▶ _Tarefas a realizar_:
1: Com base no texto sobre o festival BEAST, explique o que leva o protagonista do filme da sessão de abertura a questionar a sua identidade e história.
2: Retome o texto sobre o festival BEAST e prossiga a partir da última frase apresentada.

▶ _Excerto do texto_:
◆ ◆ ◆ ◆ ◆

Depois da Estónia, o “comboio” BEAST IFF chega à sua oitava paragem – e nesta estação, não há um país de honra, mas a bússola continua virada para dentro, para a própria essência do festival. BEAST vira-se todo para ciclos: de mudança, de memória, de descoberta, de resistência, a renovação como mote e destino a atingir. Em formato cápsula, entre os dias 6 e 8 de junho, o cinema do Novo Leste regressa ao Porto com programação no Batalha, Trindade, Passos Manuel, OKNA, Reitoria da Universidade do Porto e outros pontos de encontro e partilha.

A sessão de abertura traz ao grande ecrã “When the Phone Rang”, de Iva Radivojević, onde uma importante chamada telefónica leva o seu protagonista a questionar a sua identidade e história. Mas este é só o primeiro aceno. O programa segue com secções como In (E)Motion, Anima East, experimentalEAST ou East Doc, num verdadeiro carrossel de linguagens e formas, que vão desde a animação à performance, do ensaio político ao gesto íntimo, cinema com C grande sem se render a convenções e normatividades.

◆ ◆ ◆ ◆ ◆

▶ _Listagem_:
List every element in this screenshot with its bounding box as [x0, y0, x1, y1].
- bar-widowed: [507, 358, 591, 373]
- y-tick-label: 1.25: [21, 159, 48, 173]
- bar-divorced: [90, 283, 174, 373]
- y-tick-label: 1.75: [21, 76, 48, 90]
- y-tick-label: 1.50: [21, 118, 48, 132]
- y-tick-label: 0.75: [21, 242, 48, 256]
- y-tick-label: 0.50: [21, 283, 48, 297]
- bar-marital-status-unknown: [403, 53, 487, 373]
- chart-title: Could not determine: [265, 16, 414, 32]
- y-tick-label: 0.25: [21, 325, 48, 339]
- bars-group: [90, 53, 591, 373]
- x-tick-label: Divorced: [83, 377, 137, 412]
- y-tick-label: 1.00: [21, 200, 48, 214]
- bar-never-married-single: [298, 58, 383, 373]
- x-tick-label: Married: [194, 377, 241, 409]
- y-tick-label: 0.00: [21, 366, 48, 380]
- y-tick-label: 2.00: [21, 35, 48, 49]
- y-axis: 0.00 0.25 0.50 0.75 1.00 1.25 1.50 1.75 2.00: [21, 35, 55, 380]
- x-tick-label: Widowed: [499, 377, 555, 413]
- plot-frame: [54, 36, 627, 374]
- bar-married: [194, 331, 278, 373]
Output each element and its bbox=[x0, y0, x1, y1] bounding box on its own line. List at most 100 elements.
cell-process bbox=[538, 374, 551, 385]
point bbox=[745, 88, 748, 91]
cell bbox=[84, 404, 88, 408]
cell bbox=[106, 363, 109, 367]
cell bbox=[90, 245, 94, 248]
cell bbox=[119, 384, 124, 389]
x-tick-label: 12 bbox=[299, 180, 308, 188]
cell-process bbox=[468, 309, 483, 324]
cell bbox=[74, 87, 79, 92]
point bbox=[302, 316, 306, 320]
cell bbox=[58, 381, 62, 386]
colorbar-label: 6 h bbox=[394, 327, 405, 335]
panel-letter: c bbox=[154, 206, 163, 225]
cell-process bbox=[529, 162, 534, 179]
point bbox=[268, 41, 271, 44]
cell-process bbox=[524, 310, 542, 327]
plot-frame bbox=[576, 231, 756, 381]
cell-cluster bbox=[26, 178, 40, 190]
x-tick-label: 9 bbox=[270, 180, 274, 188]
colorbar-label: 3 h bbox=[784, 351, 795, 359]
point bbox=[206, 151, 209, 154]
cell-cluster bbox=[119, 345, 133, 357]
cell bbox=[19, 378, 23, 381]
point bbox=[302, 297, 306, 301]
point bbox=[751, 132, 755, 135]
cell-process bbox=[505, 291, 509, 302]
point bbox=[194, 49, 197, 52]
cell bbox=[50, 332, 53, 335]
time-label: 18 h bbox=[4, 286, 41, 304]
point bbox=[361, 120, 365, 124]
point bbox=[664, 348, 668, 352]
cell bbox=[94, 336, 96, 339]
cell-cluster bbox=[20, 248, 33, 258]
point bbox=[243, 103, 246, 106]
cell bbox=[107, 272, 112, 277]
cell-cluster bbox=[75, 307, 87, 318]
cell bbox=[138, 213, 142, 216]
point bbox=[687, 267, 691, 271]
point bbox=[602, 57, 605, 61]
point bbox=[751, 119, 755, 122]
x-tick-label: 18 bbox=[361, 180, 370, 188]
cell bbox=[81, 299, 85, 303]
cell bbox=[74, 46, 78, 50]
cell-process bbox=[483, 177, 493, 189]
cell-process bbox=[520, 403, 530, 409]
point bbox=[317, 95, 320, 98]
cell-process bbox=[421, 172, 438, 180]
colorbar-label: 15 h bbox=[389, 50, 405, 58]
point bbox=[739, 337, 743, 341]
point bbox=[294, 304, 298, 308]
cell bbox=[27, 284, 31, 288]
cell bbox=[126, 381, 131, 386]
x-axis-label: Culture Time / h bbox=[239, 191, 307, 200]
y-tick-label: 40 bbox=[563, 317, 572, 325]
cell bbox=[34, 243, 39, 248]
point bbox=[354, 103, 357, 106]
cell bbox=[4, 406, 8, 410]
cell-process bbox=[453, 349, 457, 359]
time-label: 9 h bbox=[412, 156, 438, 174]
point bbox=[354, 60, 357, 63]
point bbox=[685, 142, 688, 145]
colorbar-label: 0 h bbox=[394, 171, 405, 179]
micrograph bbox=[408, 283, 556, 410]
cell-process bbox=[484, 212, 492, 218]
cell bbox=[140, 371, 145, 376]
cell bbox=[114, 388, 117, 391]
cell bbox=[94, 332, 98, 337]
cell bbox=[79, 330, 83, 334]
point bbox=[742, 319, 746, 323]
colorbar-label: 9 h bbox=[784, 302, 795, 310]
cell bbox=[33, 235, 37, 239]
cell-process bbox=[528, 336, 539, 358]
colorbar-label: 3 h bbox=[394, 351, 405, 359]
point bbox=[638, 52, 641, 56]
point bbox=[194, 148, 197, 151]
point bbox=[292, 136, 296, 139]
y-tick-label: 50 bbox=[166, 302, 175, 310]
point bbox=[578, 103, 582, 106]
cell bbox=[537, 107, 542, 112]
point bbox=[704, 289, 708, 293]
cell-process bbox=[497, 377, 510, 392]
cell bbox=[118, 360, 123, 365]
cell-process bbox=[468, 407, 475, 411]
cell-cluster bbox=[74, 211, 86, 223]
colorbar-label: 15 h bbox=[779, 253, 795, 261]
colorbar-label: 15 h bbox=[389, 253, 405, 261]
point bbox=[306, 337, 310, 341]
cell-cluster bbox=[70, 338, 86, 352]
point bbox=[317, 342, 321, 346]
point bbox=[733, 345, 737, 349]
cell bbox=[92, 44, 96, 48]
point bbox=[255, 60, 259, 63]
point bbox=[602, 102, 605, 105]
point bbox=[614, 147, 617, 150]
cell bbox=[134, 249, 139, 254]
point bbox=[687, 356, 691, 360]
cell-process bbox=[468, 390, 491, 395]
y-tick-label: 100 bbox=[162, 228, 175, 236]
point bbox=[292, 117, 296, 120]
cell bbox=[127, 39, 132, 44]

◆ ◆ ◆ ◆ ◆

▶ _Resultados finais_:
1: Uma importante chamada telefónica leva o protagonista de “When the Phone Rang”, de Iva Radivojević, a questionar a sua identidade e história.

2:
Este ano, mais do que um país, há múltiplos territórios a ocupar: os da infância, os da resistência, os do desejo, os da perda. O queer, o feminino, o arquivo, a memória e a paisagem voltam a ser palavras-chave. E entre sessões, também há escutas, exposições, conversas e DJ sets para continuar a dançar no intervalo entre filmes.

Como sempre, o Cinematograficamente Falando … convida Teresa Vieira, directora artística, programadora e crítica para revelar o que se move por trás desta edição que é, acima de tudo, um gesto contínuo de reinvenção. O comboio BEAST não parou. Nem vai parar.

Ao chegar à oitava edição, que desafios e responsabilidades tem (ou adquiriu) enquanto festival?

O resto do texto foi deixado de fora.